WORK INSTRUCTIONS
List each line of the data that holds the string "this", please.

RAW DATA
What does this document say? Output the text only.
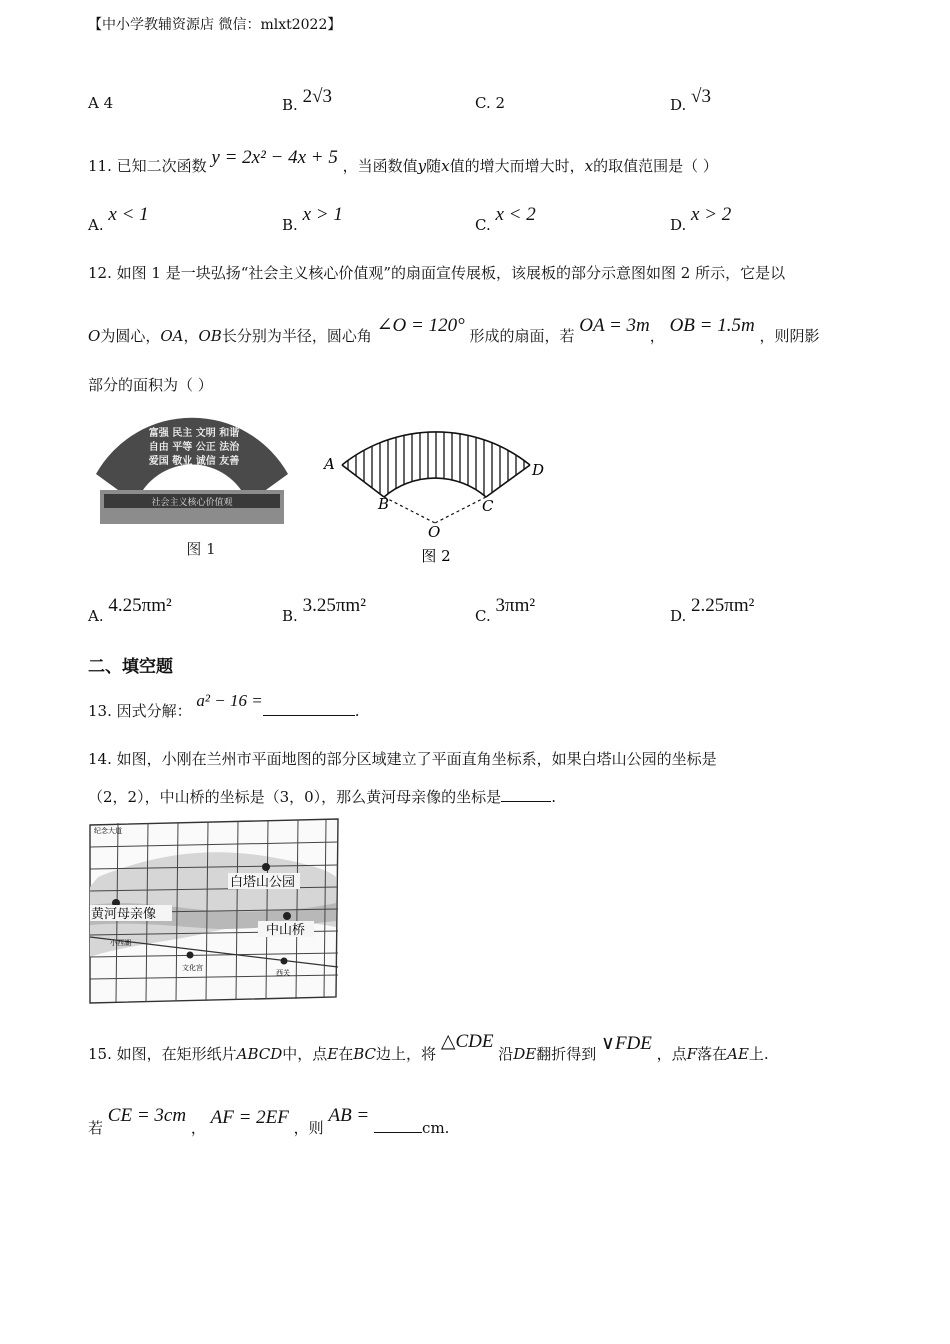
【中小学教辅资源店 微信：mlxt2022】
A 4	B. 2√3	C. 2	D. √3
11. 已知二次函数 y = 2x² − 4x + 5 ，当函数值y随x值的增大而增大时，x的取值范围是（ ）
A. x < 1	B. x > 1	C. x < 2	D. x > 2
12. 如图 1 是一块弘扬“社会主义核心价值观”的扇面宣传展板，该展板的部分示意图如图 2 所示，它是以
O为圆心，OA，OB长分别为半径，圆心角 ∠O = 120° 形成的扇面，若 OA = 3m， OB = 1.5m ，则阴影
部分的面积为（ ）
富强 民主 文明 和谐
自由 平等 公正 法治
爱国 敬业 诚信 友善
社会主义核心价值观
图 1
A	D
B	C
O
图 2
A. 4.25πm²	B. 3.25πm²	C. 3πm²	D. 2.25πm²
二、填空题
13. 因式分解： a² − 16 =.
14. 如图，小刚在兰州市平面地图的部分区域建立了平面直角坐标系，如果白塔山公园的坐标是
（2，2），中山桥的坐标是（3，0），那么黄河母亲像的坐标是	.
白塔山公园
黄河母亲像
中山桥
纪念大道
文化宫
西关
小西湖
15. 如图，在矩形纸片ABCD中，点E在BC边上，将 △CDE 沿DE翻折得到 ∨FDE ，点F落在AE上.
若 CE = 3cm ， AF = 2EF ，则 AB = cm.
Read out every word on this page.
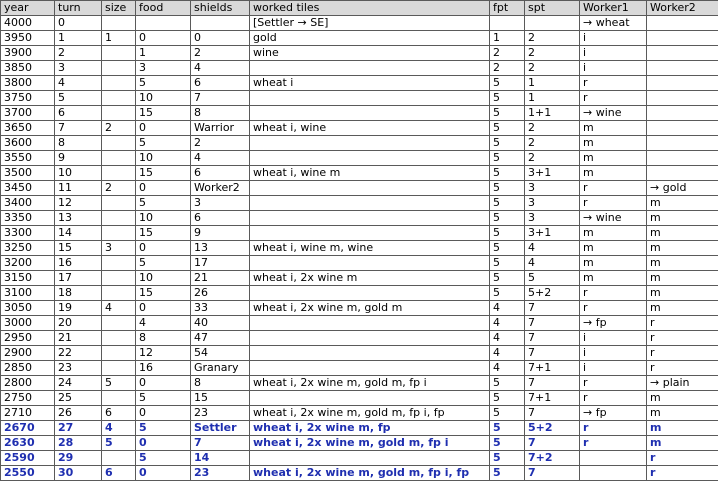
year	turn	size	food	shields	worked tiles	fpt	spt	Worker1	Worker2
4000	0				[Settler → SE]			→ wheat	
3950	1	1	0	0	gold	1	2	i	
3900	2		1	2	wine	2	2	i	
3850	3		3	4		2	2	i	
3800	4		5	6	wheat i	5	1	r	
3750	5		10	7		5	1	r	
3700	6		15	8		5	1+1	→ wine	
3650	7	2	0	Warrior	wheat i, wine	5	2	m	
3600	8		5	2		5	2	m	
3550	9		10	4		5	2	m	
3500	10		15	6	wheat i, wine m	5	3+1	m	
3450	11	2	0	Worker2		5	3	r	→ gold
3400	12		5	3		5	3	r	m
3350	13		10	6		5	3	→ wine	m
3300	14		15	9		5	3+1	m	m
3250	15	3	0	13	wheat i, wine m, wine	5	4	m	m
3200	16		5	17		5	4	m	m
3150	17		10	21	wheat i, 2x wine m	5	5	m	m
3100	18		15	26		5	5+2	r	m
3050	19	4	0	33	wheat i, 2x wine m, gold m	4	7	r	m
3000	20		4	40		4	7	→ fp	r
2950	21		8	47		4	7	i	r
2900	22		12	54		4	7	i	r
2850	23		16	Granary		4	7+1	i	r
2800	24	5	0	8	wheat i, 2x wine m, gold m, fp i	5	7	r	→ plain
2750	25		5	15		5	7+1	r	m
2710	26	6	0	23	wheat i, 2x wine m, gold m, fp i, fp	5	7	→ fp	m
2670	27	4	5	Settler	wheat i, 2x wine m, fp	5	5+2	r	m
2630	28	5	0	7	wheat i, 2x wine m, gold m, fp i	5	7	r	m
2590	29		5	14		5	7+2		r
2550	30	6	0	23	wheat i, 2x wine m, gold m, fp i, fp	5	7		r
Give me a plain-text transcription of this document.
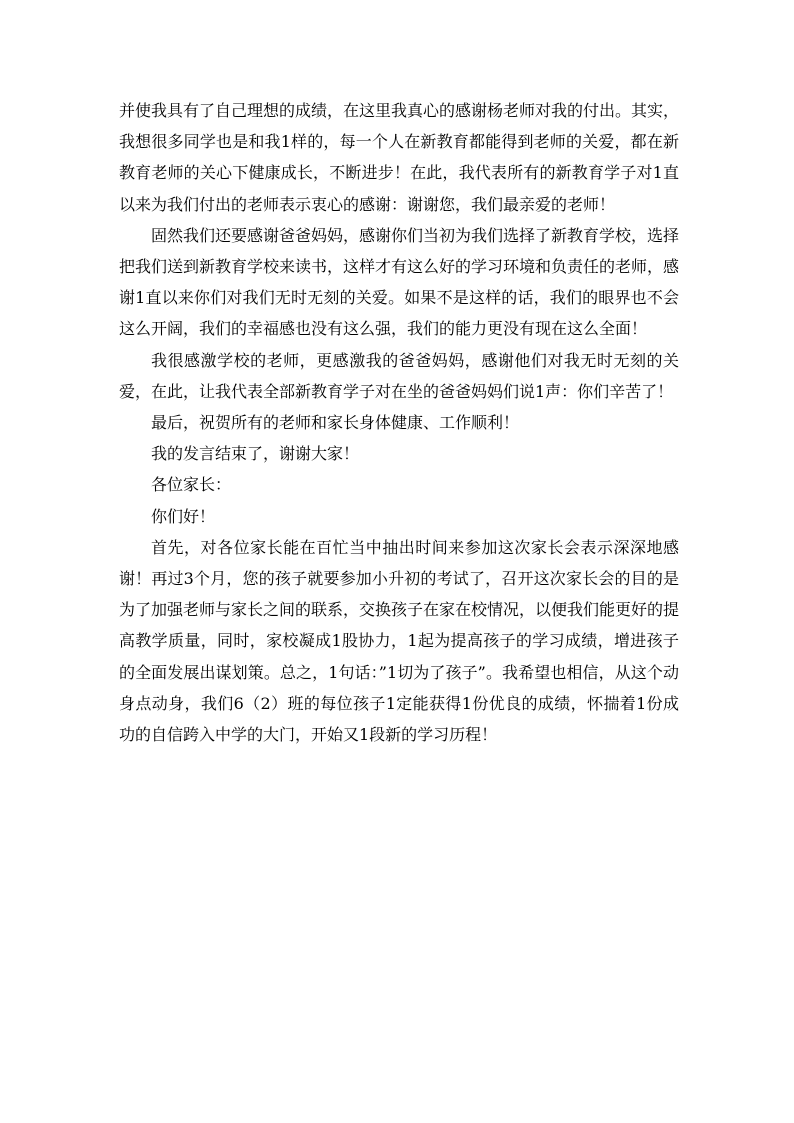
并使我具有了自己理想的成绩，在这里我真心的感谢杨老师对我的付出。其实，我想很多同学也是和我1样的，每一个人在新教育都能得到老师的关爱，都在新教育老师的关心下健康成长，不断进步！在此，我代表所有的新教育学子对1直以来为我们付出的老师表示衷心的感谢：谢谢您，我们最亲爱的老师！

固然我们还要感谢爸爸妈妈，感谢你们当初为我们选择了新教育学校，选择把我们送到新教育学校来读书，这样才有这么好的学习环境和负责任的老师，感谢1直以来你们对我们无时无刻的关爱。如果不是这样的话，我们的眼界也不会这么开阔，我们的幸福感也没有这么强，我们的能力更没有现在这么全面！

我很感激学校的老师，更感激我的爸爸妈妈，感谢他们对我无时无刻的关爱，在此，让我代表全部新教育学子对在坐的爸爸妈妈们说1声：你们辛苦了！

最后，祝贺所有的老师和家长身体健康、工作顺利！

我的发言结束了，谢谢大家！

各位家长：

你们好！

首先，对各位家长能在百忙当中抽出时间来参加这次家长会表示深深地感谢！再过3个月，您的孩子就要参加小升初的考试了，召开这次家长会的目的是为了加强老师与家长之间的联系，交换孩子在家在校情况，以便我们能更好的提高教学质量，同时，家校凝成1股协力，1起为提高孩子的学习成绩，增进孩子的全面发展出谋划策。总之，1句话：”1切为了孩子”。我希望也相信，从这个动身点动身，我们6（2）班的每位孩子1定能获得1份优良的成绩，怀揣着1份成功的自信跨入中学的大门，开始又1段新的学习历程！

RESULT OF THE EXERCISE
What does this document say? Output the text only.
Read out every word on this page.
Give me a plain-text transcription of this document.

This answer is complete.